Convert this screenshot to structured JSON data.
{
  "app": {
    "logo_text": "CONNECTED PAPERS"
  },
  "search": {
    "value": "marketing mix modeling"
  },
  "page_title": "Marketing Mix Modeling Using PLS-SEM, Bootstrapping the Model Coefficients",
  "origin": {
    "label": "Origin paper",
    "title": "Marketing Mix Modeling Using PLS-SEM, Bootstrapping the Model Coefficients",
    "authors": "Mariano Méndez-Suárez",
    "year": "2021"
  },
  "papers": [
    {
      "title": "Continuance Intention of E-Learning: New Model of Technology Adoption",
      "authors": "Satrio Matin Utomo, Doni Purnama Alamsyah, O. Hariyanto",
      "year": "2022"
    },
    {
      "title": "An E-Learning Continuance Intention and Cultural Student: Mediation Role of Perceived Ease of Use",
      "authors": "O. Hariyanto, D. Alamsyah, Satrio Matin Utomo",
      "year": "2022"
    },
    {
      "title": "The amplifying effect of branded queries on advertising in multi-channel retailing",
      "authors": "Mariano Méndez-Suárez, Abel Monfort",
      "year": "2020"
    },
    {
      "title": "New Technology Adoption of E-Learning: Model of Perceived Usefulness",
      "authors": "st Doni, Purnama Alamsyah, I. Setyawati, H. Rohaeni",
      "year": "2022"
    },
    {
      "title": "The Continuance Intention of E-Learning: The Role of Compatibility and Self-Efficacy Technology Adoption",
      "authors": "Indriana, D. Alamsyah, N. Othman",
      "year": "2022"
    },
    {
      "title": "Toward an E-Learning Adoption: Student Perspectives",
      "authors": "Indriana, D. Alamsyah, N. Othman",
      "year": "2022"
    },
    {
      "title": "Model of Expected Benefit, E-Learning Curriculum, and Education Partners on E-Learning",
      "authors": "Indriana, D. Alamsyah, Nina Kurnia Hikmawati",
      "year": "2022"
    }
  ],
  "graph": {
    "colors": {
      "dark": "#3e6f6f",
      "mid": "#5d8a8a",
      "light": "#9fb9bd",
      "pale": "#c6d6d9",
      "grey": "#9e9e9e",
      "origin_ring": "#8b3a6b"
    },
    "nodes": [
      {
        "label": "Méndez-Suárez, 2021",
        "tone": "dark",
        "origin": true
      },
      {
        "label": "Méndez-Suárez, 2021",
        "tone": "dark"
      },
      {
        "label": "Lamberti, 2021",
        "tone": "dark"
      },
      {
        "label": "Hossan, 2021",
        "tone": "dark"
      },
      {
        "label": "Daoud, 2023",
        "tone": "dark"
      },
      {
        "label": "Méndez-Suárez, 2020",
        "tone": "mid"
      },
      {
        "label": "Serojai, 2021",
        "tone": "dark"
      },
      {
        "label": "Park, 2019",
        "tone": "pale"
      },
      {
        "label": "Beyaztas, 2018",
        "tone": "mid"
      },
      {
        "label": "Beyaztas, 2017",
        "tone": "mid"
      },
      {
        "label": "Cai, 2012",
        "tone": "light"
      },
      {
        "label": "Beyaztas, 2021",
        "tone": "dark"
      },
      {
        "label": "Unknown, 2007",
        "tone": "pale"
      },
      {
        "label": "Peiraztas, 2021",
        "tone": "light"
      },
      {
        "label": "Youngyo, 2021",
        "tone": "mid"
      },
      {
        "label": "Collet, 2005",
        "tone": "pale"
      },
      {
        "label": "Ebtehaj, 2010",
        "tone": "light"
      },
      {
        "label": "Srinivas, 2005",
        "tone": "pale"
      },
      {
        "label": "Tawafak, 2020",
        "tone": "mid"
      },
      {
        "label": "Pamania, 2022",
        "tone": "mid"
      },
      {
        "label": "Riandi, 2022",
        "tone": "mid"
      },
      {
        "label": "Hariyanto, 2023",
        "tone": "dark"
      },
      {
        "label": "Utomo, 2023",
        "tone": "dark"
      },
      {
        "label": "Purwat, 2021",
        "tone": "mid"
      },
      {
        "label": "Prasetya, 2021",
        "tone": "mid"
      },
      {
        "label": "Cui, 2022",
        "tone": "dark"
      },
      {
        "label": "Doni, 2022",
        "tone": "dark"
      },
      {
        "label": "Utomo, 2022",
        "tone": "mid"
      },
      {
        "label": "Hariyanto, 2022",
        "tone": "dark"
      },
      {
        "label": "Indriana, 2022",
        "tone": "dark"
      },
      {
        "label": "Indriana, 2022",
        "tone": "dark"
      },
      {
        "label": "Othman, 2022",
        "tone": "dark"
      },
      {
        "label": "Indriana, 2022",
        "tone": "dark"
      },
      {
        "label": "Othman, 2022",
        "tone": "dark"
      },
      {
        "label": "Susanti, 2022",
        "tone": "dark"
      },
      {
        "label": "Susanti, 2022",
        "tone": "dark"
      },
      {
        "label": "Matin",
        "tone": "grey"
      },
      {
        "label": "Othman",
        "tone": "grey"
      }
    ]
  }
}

==

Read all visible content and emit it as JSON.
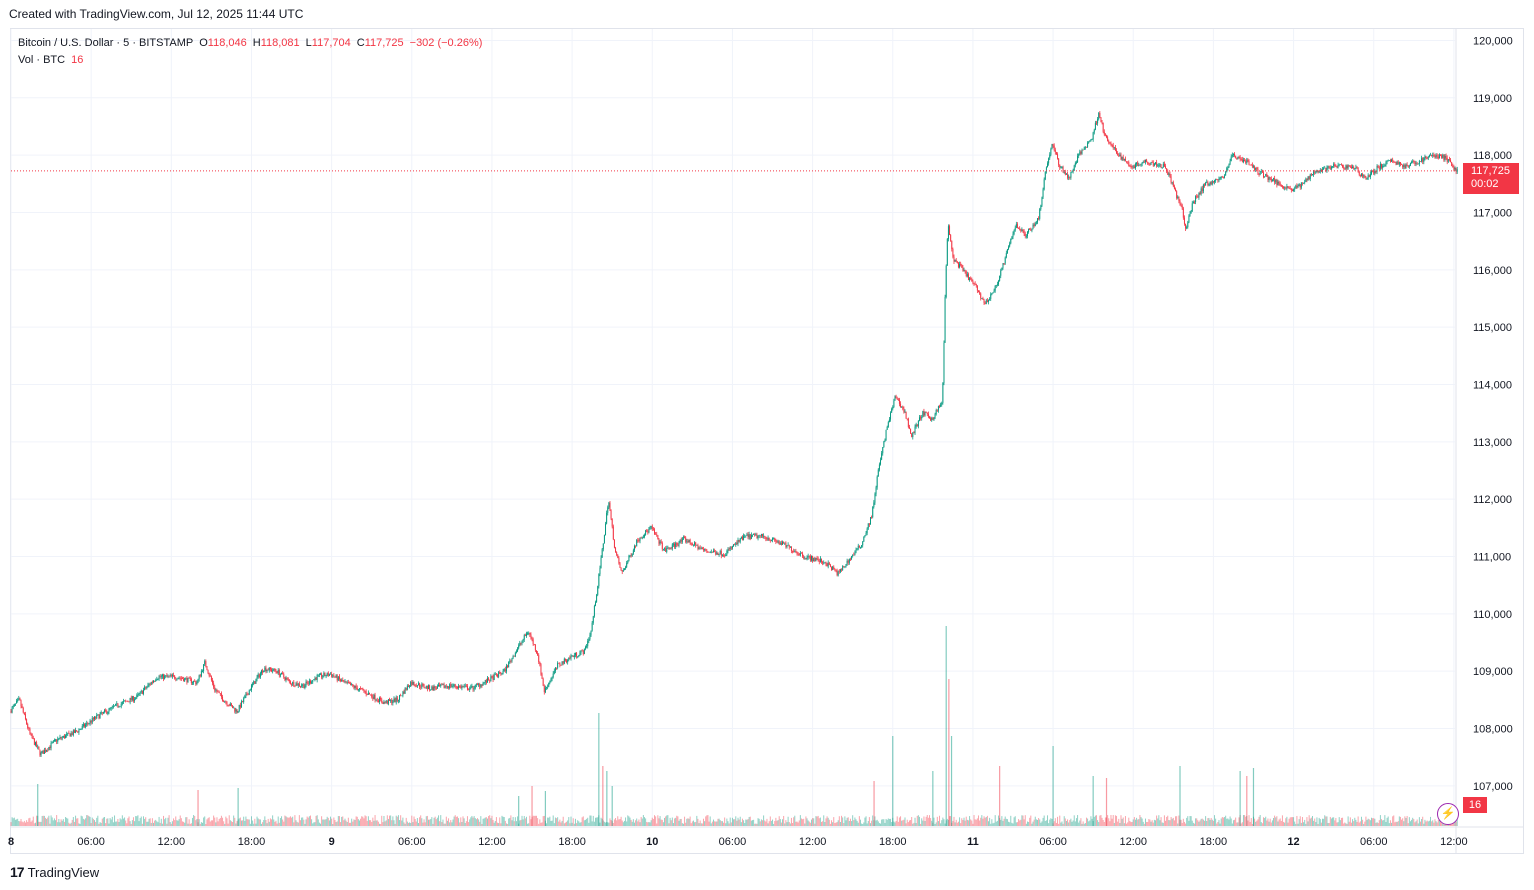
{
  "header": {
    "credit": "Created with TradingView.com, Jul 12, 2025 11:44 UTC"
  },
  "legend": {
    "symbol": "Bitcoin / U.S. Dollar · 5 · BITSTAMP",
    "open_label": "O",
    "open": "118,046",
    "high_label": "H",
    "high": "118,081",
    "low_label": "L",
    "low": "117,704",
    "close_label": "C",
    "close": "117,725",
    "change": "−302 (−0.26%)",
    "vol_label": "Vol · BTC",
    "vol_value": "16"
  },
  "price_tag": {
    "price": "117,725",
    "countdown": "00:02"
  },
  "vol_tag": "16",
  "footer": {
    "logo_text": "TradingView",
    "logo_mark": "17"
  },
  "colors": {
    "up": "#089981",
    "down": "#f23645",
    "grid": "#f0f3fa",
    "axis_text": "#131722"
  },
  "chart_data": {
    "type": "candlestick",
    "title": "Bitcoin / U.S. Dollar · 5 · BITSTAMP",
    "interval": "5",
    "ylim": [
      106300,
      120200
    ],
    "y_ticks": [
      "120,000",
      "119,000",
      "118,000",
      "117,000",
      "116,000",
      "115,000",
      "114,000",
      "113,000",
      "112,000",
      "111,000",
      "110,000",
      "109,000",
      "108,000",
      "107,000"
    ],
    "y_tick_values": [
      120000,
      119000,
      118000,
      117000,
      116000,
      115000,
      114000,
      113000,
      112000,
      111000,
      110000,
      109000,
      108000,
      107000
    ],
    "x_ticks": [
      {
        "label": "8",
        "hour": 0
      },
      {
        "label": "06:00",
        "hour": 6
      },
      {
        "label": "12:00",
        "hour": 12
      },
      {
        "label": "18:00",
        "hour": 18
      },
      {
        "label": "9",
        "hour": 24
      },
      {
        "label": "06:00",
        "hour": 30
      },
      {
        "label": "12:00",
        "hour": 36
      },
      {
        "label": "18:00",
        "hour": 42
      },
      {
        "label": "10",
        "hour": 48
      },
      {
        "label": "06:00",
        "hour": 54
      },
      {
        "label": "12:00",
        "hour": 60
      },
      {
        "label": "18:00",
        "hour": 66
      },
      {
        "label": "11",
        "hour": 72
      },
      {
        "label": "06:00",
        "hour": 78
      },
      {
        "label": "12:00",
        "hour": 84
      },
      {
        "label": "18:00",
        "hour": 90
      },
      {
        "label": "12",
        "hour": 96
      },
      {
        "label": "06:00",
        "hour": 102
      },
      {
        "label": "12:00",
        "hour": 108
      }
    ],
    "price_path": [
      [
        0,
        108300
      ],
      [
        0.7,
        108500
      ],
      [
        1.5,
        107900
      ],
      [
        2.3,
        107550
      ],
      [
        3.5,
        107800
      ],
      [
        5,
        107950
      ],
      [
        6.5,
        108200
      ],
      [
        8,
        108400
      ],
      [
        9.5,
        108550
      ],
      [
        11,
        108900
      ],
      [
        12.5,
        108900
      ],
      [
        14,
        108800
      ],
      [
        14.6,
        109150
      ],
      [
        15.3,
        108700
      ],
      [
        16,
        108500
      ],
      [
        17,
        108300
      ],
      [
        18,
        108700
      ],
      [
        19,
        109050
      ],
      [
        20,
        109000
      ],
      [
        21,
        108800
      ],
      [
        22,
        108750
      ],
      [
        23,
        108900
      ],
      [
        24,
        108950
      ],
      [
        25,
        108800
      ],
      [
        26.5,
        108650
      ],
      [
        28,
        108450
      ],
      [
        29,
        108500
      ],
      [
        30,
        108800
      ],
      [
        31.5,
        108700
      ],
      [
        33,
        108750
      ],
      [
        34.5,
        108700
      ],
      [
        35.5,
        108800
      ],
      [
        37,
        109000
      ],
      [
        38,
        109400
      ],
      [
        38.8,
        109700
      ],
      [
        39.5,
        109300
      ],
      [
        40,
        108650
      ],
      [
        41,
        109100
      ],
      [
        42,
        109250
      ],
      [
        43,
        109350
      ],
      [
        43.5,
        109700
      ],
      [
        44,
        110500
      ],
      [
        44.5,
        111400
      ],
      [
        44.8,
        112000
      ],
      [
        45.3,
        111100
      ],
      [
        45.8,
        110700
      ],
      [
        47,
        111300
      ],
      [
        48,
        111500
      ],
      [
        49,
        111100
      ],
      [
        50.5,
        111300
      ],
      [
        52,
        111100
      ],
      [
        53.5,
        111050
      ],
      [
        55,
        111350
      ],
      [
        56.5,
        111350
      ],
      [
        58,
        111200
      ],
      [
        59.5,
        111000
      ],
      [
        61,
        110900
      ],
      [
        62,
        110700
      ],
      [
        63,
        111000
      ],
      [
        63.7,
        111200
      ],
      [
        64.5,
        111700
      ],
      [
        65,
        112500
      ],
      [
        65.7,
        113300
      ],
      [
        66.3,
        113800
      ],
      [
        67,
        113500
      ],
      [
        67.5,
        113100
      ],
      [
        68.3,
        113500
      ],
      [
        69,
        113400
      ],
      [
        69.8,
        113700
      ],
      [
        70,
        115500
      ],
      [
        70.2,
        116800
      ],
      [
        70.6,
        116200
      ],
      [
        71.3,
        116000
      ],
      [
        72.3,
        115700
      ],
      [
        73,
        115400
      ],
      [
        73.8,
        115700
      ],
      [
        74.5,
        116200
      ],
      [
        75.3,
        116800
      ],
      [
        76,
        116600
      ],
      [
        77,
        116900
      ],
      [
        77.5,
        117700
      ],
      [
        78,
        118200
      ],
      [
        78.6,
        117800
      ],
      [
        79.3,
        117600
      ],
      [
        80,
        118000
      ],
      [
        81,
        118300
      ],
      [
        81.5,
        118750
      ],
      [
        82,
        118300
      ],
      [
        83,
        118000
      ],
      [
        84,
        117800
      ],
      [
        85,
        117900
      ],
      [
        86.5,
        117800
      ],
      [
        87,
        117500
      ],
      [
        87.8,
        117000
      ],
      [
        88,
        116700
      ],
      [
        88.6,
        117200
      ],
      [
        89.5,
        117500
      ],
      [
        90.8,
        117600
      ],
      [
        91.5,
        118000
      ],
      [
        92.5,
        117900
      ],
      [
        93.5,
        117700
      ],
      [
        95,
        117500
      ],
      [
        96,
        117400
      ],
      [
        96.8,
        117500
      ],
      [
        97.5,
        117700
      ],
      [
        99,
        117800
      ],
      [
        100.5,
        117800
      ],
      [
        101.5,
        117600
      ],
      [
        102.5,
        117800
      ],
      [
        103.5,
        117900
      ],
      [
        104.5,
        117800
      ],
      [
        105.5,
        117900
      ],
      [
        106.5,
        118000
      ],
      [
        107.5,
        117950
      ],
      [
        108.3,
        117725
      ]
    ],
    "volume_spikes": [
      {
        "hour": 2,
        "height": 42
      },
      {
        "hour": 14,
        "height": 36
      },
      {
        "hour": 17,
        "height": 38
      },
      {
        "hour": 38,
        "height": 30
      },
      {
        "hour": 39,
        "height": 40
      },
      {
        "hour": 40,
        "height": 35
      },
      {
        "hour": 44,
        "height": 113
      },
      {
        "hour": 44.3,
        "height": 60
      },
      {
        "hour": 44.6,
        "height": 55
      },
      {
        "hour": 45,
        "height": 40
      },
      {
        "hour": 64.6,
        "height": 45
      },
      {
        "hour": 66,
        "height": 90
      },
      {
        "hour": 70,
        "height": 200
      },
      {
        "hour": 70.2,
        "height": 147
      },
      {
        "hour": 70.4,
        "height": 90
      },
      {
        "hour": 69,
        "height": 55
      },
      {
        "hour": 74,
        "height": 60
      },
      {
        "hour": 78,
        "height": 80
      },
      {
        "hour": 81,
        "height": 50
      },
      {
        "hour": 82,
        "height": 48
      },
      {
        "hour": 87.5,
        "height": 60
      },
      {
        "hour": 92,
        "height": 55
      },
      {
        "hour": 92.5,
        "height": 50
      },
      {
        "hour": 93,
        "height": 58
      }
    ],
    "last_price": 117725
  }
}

[Instructions for the task] Search the listing for the string "Intention". Copy each line where it turns up.

[Answer for the task]
      "title": "Continuance Intention of E-Learning: New Model of Technology Adoption",
      "title": "An E-Learning Continuance Intention and Cultural Student: Mediation Role of Perceived Ease of Use",
      "title": "The Continuance Intention of E-Learning: The Role of Compatibility and Self-Efficacy Technology Adoption",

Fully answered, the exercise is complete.